◆ Dataset records ◆
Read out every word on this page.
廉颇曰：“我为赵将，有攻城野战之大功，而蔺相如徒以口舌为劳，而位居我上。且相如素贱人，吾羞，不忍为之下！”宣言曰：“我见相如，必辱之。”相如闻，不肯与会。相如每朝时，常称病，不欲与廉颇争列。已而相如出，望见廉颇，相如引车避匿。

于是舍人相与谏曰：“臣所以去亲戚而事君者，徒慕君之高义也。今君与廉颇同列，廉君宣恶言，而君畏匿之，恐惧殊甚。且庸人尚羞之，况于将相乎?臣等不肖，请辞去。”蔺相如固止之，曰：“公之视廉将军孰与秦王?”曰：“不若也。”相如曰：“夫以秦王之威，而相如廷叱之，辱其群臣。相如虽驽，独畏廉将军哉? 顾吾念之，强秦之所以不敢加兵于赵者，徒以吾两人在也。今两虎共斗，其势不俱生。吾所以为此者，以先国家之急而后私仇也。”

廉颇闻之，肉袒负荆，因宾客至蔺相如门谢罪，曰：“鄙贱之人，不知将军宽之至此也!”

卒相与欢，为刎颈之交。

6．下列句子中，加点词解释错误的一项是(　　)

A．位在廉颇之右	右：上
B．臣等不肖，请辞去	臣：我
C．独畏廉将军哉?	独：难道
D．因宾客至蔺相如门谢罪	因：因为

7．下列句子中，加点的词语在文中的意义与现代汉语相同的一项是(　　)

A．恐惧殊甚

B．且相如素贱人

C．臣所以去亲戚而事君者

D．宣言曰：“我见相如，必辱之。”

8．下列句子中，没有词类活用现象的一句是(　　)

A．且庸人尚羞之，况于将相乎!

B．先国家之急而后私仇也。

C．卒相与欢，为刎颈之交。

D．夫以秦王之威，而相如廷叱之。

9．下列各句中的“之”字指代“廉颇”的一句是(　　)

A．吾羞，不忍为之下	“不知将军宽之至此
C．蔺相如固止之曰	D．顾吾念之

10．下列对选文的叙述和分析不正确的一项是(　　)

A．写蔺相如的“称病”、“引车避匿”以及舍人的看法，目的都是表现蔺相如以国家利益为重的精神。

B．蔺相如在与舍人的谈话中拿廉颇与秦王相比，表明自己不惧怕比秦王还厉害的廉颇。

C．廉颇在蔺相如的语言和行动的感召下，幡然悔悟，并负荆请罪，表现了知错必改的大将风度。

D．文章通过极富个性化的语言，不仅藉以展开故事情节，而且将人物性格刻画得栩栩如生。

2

◆ What to work on ◆
Search the data for "顾吾念之". Copy every line that has it.

◆ Reply ◆
于是舍人相与谏曰：“臣所以去亲戚而事君者，徒慕君之高义也。今君与廉颇同列，廉君宣恶言，而君畏匿之，恐惧殊甚。且庸人尚羞之，况于将相乎?臣等不肖，请辞去。”蔺相如固止之，曰：“公之视廉将军孰与秦王?”曰：“不若也。”相如曰：“夫以秦王之威，而相如廷叱之，辱其群臣。相如虽驽，独畏廉将军哉? 顾吾念之，强秦之所以不敢加兵于赵者，徒以吾两人在也。今两虎共斗，其势不俱生。吾所以为此者，以先国家之急而后私仇也。”
C．蔺相如固止之曰	D．顾吾念之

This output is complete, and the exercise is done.